** BEGIN The data **
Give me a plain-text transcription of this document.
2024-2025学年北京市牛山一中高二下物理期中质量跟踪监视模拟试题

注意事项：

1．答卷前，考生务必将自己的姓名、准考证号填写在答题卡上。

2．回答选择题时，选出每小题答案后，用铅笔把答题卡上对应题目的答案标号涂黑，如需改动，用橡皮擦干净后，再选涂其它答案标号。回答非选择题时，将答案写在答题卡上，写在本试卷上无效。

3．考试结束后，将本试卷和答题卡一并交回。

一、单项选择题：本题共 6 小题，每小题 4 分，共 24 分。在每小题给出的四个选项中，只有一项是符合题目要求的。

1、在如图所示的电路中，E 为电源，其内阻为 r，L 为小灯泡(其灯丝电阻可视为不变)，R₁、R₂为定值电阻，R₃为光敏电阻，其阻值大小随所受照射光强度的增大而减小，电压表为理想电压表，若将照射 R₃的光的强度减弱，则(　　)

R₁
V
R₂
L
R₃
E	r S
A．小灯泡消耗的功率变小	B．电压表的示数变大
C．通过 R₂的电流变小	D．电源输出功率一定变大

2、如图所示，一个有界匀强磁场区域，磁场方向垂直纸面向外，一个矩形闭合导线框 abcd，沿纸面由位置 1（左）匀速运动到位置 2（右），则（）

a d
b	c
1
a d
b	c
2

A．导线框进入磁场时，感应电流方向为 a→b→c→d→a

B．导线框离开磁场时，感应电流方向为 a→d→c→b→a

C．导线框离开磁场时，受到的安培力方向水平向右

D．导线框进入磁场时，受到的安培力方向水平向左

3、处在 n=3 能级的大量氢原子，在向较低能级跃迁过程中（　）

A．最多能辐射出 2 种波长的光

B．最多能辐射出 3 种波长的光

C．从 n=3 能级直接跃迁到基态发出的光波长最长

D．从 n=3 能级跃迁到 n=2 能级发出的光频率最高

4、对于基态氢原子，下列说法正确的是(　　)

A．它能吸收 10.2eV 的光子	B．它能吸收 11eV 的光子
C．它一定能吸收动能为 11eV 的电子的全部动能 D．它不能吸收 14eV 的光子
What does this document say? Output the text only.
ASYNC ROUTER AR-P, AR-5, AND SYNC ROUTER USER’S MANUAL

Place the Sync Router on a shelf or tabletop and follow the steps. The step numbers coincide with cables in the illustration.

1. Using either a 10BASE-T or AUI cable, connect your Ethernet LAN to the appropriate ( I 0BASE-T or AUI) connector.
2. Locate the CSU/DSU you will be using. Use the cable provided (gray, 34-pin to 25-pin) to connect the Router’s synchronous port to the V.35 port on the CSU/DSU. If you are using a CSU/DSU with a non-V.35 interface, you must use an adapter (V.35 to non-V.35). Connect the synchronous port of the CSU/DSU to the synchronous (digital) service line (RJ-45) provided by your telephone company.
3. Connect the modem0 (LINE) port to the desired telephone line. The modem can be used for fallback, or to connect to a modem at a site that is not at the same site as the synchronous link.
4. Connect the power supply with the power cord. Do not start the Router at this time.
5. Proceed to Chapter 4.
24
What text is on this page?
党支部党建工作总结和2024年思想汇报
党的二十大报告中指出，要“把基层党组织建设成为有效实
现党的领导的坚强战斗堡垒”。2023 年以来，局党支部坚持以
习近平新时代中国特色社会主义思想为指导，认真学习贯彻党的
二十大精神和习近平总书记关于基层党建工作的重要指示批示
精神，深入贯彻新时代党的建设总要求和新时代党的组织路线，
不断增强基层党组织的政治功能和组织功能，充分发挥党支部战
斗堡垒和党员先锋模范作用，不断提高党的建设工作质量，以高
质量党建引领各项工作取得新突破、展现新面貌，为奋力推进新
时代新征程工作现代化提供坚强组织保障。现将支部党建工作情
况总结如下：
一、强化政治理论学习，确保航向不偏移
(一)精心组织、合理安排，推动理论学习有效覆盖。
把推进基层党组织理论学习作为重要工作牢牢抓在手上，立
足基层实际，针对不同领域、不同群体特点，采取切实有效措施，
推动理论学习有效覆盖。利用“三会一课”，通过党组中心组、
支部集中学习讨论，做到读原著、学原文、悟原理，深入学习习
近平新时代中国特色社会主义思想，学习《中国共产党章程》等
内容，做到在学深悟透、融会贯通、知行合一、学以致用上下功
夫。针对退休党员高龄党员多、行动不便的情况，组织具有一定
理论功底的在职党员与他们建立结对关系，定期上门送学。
** END The data **
### Work to be completed
Extract every record and return it verbatim.

### Full answer
Give me a plain-text transcription of this document.
2024-2025学年北京市牛山一中高二下物理期中质量跟踪监视模拟试题

注意事项：

1．答卷前，考生务必将自己的姓名、准考证号填写在答题卡上。

2．回答选择题时，选出每小题答案后，用铅笔把答题卡上对应题目的答案标号涂黑，如需改动，用橡皮擦干净后，再选涂其它答案标号。回答非选择题时，将答案写在答题卡上，写在本试卷上无效。

3．考试结束后，将本试卷和答题卡一并交回。

一、单项选择题：本题共 6 小题，每小题 4 分，共 24 分。在每小题给出的四个选项中，只有一项是符合题目要求的。

1、在如图所示的电路中，E 为电源，其内阻为 r，L 为小灯泡(其灯丝电阻可视为不变)，R₁、R₂为定值电阻，R₃为光敏电阻，其阻值大小随所受照射光强度的增大而减小，电压表为理想电压表，若将照射 R₃的光的强度减弱，则(　　)

R₁
V
R₂
L
R₃
E	r S
A．小灯泡消耗的功率变小	B．电压表的示数变大
C．通过 R₂的电流变小	D．电源输出功率一定变大

2、如图所示，一个有界匀强磁场区域，磁场方向垂直纸面向外，一个矩形闭合导线框 abcd，沿纸面由位置 1（左）匀速运动到位置 2（右），则（）

a d
b	c
1
a d
b	c
2

A．导线框进入磁场时，感应电流方向为 a→b→c→d→a

B．导线框离开磁场时，感应电流方向为 a→d→c→b→a

C．导线框离开磁场时，受到的安培力方向水平向右

D．导线框进入磁场时，受到的安培力方向水平向左

3、处在 n=3 能级的大量氢原子，在向较低能级跃迁过程中（　）

A．最多能辐射出 2 种波长的光

B．最多能辐射出 3 种波长的光

C．从 n=3 能级直接跃迁到基态发出的光波长最长

D．从 n=3 能级跃迁到 n=2 能级发出的光频率最高

4、对于基态氢原子，下列说法正确的是(　　)

A．它能吸收 10.2eV 的光子	B．它能吸收 11eV 的光子
C．它一定能吸收动能为 11eV 的电子的全部动能 D．它不能吸收 14eV 的光子
What does this document say? Output the text only.
ASYNC ROUTER AR-P, AR-5, AND SYNC ROUTER USER’S MANUAL

Place the Sync Router on a shelf or tabletop and follow the steps. The step numbers coincide with cables in the illustration.

1. Using either a 10BASE-T or AUI cable, connect your Ethernet LAN to the appropriate ( I 0BASE-T or AUI) connector.
2. Locate the CSU/DSU you will be using. Use the cable provided (gray, 34-pin to 25-pin) to connect the Router’s synchronous port to the V.35 port on the CSU/DSU. If you are using a CSU/DSU with a non-V.35 interface, you must use an adapter (V.35 to non-V.35). Connect the synchronous port of the CSU/DSU to the synchronous (digital) service line (RJ-45) provided by your telephone company.
3. Connect the modem0 (LINE) port to the desired telephone line. The modem can be used for fallback, or to connect to a modem at a site that is not at the same site as the synchronous link.
4. Connect the power supply with the power cord. Do not start the Router at this time.
5. Proceed to Chapter 4.
24
What text is on this page?
党支部党建工作总结和2024年思想汇报
党的二十大报告中指出，要“把基层党组织建设成为有效实
现党的领导的坚强战斗堡垒”。2023 年以来，局党支部坚持以
习近平新时代中国特色社会主义思想为指导，认真学习贯彻党的
二十大精神和习近平总书记关于基层党建工作的重要指示批示
精神，深入贯彻新时代党的建设总要求和新时代党的组织路线，
不断增强基层党组织的政治功能和组织功能，充分发挥党支部战
斗堡垒和党员先锋模范作用，不断提高党的建设工作质量，以高
质量党建引领各项工作取得新突破、展现新面貌，为奋力推进新
时代新征程工作现代化提供坚强组织保障。现将支部党建工作情
况总结如下：
一、强化政治理论学习，确保航向不偏移
(一)精心组织、合理安排，推动理论学习有效覆盖。
把推进基层党组织理论学习作为重要工作牢牢抓在手上，立
足基层实际，针对不同领域、不同群体特点，采取切实有效措施，
推动理论学习有效覆盖。利用“三会一课”，通过党组中心组、
支部集中学习讨论，做到读原著、学原文、悟原理，深入学习习
近平新时代中国特色社会主义思想，学习《中国共产党章程》等
内容，做到在学深悟透、融会贯通、知行合一、学以致用上下功
夫。针对退休党员高龄党员多、行动不便的情况，组织具有一定
理论功底的在职党员与他们建立结对关系，定期上门送学。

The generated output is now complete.